Identify the lines that contain the string "modificare" and copy all of them.
── TASK INPUT ──
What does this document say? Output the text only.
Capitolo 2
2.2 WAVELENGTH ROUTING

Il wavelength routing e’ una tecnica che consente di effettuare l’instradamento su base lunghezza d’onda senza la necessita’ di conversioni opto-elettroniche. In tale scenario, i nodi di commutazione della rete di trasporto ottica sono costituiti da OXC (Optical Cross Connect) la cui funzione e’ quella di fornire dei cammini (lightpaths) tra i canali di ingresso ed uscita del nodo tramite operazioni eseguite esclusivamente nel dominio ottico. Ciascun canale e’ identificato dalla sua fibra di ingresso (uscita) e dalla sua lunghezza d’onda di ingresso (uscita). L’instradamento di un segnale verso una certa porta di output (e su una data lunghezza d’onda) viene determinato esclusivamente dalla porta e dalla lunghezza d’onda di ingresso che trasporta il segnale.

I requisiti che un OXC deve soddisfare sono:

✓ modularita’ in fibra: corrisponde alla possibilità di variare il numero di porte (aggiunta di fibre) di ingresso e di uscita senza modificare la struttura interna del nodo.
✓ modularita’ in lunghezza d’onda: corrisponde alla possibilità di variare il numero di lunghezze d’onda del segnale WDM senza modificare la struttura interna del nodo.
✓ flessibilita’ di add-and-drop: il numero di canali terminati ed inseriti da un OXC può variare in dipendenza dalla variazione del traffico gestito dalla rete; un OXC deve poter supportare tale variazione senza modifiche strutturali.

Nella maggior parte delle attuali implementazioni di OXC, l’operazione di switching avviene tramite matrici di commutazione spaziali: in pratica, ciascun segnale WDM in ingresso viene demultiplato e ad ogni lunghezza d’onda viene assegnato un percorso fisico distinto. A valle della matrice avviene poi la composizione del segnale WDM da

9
───
## FULL OUTPUT
✓ modularita’ in fibra: corrisponde alla possibilità di variare il numero di porte (aggiunta di fibre) di ingresso e di uscita senza modificare la struttura interna del nodo.
✓ modularita’ in lunghezza d’onda: corrisponde alla possibilità di variare il numero di lunghezze d’onda del segnale WDM senza modificare la struttura interna del nodo.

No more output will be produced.